* Begin Provided information *
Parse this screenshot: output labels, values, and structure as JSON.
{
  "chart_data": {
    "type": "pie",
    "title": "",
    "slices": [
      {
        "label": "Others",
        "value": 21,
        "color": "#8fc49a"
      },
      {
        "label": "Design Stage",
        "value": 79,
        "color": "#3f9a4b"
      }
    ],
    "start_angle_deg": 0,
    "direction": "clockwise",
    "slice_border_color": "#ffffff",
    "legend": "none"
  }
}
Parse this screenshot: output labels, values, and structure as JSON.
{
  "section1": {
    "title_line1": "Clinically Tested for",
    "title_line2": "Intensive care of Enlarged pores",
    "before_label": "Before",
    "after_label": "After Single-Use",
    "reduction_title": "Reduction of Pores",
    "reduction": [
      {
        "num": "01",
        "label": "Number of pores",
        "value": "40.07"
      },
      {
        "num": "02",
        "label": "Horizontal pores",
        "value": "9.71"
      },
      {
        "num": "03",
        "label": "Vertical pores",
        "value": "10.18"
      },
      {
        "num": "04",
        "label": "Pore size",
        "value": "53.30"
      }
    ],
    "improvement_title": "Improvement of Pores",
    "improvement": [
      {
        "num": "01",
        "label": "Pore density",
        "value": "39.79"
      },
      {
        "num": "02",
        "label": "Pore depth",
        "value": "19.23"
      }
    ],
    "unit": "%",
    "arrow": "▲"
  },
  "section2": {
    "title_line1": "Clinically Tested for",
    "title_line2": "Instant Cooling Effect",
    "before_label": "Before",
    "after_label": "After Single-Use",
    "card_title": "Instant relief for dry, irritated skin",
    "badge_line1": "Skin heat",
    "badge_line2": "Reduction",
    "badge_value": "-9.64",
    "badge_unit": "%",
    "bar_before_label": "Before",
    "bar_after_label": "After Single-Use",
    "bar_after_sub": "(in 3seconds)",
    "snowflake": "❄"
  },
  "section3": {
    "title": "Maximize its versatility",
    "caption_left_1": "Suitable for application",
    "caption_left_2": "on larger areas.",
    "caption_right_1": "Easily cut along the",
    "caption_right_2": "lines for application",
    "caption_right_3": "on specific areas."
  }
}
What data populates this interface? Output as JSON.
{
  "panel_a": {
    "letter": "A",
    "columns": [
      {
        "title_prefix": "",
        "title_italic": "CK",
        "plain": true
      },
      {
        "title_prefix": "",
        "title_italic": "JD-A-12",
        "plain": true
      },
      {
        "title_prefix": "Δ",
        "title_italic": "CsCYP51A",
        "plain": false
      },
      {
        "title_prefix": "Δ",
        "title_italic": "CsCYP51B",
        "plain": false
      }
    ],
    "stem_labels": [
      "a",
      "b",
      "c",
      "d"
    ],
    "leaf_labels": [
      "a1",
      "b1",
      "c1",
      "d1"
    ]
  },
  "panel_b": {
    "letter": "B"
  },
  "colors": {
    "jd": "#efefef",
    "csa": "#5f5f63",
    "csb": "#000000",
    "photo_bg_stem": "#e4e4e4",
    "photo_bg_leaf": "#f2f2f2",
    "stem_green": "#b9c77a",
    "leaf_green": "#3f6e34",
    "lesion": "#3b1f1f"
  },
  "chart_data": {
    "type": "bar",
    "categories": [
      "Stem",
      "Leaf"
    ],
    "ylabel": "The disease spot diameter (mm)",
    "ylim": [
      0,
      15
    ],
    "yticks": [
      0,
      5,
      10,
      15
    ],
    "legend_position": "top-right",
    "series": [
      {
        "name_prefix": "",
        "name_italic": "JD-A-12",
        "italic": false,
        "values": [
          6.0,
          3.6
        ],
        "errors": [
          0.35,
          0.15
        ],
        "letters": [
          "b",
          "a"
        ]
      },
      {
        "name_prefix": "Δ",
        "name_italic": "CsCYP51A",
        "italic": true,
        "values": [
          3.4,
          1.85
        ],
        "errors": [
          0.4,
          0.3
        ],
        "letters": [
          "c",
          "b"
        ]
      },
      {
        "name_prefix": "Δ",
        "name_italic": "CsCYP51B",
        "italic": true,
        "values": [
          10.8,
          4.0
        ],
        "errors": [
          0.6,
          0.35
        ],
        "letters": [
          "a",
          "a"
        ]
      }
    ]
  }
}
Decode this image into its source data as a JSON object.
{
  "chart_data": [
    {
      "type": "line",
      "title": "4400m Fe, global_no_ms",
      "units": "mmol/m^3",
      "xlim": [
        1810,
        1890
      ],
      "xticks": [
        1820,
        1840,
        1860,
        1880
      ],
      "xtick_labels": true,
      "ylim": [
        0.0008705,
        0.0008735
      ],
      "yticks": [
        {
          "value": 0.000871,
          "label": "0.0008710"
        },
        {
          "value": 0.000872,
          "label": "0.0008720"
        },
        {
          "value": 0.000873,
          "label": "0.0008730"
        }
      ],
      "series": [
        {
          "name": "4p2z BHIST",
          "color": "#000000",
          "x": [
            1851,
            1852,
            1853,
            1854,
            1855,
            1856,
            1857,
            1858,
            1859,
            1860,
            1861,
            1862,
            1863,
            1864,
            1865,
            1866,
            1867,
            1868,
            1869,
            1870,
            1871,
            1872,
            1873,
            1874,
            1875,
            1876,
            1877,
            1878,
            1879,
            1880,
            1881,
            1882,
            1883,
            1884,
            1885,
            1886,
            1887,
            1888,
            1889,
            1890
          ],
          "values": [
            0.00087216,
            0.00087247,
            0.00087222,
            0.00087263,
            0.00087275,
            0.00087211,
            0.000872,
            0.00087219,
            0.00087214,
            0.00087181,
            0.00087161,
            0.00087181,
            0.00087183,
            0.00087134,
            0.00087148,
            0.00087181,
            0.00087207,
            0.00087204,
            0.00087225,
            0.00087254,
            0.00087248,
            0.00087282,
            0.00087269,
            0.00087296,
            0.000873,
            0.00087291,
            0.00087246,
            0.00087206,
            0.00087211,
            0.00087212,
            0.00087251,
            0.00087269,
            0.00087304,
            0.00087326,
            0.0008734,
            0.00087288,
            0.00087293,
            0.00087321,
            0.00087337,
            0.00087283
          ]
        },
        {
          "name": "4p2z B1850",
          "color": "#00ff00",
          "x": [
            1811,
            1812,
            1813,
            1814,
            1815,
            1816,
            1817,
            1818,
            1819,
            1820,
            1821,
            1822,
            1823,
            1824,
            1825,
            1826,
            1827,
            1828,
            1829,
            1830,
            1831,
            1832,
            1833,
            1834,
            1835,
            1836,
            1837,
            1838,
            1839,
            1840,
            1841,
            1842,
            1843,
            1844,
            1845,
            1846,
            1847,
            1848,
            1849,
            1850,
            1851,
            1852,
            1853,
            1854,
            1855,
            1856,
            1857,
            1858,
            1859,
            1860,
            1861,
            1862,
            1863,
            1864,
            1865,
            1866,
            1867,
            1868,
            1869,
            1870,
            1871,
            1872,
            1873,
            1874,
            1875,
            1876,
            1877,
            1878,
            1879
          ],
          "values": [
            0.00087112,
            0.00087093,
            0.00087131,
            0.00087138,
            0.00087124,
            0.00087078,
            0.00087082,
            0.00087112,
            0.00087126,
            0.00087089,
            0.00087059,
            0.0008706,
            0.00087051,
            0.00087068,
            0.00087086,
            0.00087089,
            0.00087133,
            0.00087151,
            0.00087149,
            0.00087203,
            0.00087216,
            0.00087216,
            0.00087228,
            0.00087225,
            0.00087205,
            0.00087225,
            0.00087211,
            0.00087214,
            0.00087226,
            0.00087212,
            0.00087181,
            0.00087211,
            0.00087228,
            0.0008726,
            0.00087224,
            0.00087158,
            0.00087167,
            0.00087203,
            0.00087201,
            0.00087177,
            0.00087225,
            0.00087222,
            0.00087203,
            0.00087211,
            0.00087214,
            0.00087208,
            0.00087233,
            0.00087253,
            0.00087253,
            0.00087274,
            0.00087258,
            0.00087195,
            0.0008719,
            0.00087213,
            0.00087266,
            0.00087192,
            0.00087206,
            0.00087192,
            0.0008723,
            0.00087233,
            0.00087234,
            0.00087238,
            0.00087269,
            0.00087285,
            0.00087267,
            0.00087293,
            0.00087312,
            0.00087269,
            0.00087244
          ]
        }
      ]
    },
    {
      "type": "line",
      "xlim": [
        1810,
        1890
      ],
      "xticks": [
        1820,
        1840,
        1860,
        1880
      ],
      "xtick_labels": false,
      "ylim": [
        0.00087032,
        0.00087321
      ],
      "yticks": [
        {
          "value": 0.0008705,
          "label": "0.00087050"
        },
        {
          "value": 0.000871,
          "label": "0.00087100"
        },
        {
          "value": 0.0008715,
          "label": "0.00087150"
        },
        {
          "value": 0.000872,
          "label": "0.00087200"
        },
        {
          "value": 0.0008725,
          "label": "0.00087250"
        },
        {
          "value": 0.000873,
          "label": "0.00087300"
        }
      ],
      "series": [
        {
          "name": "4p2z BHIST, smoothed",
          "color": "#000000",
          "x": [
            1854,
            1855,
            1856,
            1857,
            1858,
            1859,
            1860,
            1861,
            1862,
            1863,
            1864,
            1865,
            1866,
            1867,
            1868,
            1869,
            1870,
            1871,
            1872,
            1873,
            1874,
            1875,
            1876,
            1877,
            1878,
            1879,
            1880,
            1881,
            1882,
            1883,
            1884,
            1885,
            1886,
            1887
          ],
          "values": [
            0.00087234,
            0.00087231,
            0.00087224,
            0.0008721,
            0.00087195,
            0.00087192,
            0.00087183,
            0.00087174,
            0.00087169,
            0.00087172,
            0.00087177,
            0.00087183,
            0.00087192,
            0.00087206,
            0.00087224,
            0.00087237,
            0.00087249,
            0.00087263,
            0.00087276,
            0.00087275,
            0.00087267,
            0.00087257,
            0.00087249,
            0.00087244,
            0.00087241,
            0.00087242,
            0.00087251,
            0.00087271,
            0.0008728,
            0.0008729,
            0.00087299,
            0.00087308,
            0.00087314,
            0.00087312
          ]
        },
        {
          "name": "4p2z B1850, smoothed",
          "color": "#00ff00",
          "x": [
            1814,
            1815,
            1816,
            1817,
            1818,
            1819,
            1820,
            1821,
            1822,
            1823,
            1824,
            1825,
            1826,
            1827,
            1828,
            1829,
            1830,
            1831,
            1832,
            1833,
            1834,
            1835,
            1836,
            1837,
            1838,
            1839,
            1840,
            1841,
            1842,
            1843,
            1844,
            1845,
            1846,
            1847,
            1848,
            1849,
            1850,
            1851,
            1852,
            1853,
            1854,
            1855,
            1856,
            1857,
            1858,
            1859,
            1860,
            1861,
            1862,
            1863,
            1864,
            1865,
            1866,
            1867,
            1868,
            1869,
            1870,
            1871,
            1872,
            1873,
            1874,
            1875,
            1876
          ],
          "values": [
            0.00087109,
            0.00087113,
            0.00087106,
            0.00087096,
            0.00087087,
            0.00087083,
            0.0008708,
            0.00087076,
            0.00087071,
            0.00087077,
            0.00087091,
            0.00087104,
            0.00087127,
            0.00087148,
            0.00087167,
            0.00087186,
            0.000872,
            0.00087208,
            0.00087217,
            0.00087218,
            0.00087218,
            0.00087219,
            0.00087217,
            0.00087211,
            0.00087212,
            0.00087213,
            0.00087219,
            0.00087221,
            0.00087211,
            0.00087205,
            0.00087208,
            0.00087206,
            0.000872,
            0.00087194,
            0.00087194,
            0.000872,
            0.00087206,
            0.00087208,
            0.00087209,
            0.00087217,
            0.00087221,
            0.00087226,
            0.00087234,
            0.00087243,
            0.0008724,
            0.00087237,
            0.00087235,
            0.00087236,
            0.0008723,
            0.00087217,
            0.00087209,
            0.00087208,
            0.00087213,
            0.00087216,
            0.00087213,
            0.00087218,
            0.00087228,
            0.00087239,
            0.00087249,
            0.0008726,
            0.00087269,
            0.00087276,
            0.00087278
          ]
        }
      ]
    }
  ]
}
* End Provided information *
Task statement: Pull every line containing "areas" from the material above.

Reply:
    "caption_left_2": "on larger areas.",
    "caption_right_3": "on specific areas."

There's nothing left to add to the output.